◆ Task goal ◆
Return the number of lines in which the word "migration" appears; add nothing else.

◆ Recorded data ◆

** begin **

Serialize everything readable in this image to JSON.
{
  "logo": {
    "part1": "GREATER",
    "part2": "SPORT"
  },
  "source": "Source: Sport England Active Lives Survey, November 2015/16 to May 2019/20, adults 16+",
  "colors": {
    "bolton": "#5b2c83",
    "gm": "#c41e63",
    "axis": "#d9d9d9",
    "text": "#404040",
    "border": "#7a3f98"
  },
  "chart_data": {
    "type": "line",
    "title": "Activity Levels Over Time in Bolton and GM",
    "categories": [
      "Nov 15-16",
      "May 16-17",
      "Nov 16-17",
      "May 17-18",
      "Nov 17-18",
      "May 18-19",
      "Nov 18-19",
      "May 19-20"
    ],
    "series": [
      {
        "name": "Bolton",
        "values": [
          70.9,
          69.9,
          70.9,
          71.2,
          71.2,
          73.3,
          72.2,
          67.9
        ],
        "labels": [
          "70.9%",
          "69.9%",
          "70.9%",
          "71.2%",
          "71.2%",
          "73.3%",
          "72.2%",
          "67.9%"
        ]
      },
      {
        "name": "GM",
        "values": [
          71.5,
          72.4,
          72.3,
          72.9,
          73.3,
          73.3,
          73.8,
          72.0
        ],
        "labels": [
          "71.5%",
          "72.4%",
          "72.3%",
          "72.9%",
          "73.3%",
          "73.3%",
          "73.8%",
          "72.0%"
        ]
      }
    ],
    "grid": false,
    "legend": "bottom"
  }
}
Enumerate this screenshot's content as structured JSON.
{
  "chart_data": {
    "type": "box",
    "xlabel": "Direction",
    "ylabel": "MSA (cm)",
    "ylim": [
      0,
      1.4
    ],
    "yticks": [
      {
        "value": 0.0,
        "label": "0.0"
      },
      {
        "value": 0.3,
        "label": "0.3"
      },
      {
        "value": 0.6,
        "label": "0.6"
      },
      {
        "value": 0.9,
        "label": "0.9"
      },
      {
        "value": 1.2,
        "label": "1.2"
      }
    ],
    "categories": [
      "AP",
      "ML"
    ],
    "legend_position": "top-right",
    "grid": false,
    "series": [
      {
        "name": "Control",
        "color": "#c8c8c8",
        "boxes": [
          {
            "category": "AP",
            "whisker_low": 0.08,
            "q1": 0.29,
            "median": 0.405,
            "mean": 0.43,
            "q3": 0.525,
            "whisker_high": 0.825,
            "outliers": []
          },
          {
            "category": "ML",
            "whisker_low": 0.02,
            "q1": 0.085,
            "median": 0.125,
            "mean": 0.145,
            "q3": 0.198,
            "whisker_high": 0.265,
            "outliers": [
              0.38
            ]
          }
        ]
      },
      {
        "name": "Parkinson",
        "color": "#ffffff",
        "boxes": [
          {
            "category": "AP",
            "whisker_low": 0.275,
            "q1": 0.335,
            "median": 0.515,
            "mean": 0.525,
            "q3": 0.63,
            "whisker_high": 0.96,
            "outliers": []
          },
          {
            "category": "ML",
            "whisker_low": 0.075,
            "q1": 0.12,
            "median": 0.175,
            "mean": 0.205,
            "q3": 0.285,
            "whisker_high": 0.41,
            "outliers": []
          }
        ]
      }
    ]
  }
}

** end **
** begin **

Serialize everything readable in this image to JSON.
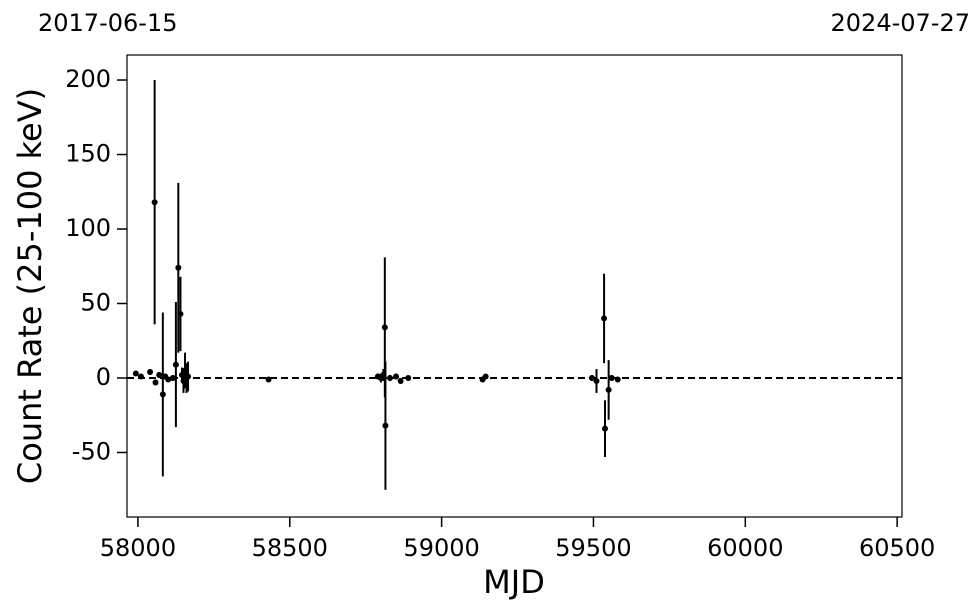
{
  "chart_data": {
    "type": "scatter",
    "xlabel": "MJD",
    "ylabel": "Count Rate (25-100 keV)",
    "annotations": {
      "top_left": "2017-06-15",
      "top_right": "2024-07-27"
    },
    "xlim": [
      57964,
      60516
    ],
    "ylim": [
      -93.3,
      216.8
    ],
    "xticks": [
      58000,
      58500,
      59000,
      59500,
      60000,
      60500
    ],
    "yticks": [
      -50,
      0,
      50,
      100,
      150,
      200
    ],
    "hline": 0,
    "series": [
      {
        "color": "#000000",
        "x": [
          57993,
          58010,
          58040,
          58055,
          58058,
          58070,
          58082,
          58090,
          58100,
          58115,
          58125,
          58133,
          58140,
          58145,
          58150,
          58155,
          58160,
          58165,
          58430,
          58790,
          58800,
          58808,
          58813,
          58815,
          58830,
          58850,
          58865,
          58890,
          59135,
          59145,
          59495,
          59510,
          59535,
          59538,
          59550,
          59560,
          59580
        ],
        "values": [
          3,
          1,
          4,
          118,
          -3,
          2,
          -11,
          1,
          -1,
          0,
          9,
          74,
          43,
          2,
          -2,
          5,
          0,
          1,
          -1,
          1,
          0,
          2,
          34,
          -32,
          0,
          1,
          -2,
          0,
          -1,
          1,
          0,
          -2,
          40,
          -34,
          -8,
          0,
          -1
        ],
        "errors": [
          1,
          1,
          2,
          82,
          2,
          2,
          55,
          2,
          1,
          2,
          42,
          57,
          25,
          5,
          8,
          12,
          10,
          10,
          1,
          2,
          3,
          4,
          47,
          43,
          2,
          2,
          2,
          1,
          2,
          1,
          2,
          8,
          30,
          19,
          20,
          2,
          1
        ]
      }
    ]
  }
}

** end **
** begin **

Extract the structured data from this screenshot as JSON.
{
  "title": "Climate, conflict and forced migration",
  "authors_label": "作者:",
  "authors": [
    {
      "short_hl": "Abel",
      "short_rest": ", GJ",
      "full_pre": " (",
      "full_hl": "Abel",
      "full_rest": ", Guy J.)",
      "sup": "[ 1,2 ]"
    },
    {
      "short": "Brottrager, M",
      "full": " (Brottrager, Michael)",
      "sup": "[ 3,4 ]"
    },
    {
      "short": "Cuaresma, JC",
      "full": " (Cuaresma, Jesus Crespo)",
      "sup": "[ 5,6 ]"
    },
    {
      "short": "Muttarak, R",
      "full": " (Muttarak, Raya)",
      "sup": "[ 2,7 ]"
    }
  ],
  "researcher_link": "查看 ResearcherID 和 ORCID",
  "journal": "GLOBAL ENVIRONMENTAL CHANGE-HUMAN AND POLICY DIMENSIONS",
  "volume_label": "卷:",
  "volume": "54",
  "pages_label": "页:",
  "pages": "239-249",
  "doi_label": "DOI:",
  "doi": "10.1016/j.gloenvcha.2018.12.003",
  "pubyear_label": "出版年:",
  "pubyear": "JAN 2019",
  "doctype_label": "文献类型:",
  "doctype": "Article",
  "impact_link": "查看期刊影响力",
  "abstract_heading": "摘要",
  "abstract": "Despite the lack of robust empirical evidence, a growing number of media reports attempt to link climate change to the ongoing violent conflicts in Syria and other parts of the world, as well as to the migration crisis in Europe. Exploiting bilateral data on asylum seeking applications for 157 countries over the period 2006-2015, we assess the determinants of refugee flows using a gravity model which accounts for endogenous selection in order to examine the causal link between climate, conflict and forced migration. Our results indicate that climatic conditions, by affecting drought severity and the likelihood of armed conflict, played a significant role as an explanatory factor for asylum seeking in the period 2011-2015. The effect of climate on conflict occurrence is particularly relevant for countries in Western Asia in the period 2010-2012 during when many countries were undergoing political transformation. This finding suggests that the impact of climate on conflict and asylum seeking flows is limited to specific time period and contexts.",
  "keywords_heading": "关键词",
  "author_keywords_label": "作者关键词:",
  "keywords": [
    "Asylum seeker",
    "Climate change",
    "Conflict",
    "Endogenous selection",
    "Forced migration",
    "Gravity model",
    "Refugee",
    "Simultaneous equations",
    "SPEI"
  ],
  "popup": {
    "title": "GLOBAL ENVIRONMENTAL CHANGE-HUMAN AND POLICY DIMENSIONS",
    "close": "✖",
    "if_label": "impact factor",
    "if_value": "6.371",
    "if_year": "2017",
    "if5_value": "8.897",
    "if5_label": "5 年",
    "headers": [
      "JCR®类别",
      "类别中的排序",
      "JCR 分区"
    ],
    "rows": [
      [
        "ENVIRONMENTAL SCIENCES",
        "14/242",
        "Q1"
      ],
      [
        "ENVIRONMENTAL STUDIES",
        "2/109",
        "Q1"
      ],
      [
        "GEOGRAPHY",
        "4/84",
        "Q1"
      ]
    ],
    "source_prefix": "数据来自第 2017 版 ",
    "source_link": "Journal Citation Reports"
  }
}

** end **

◆ Full answer ◆
3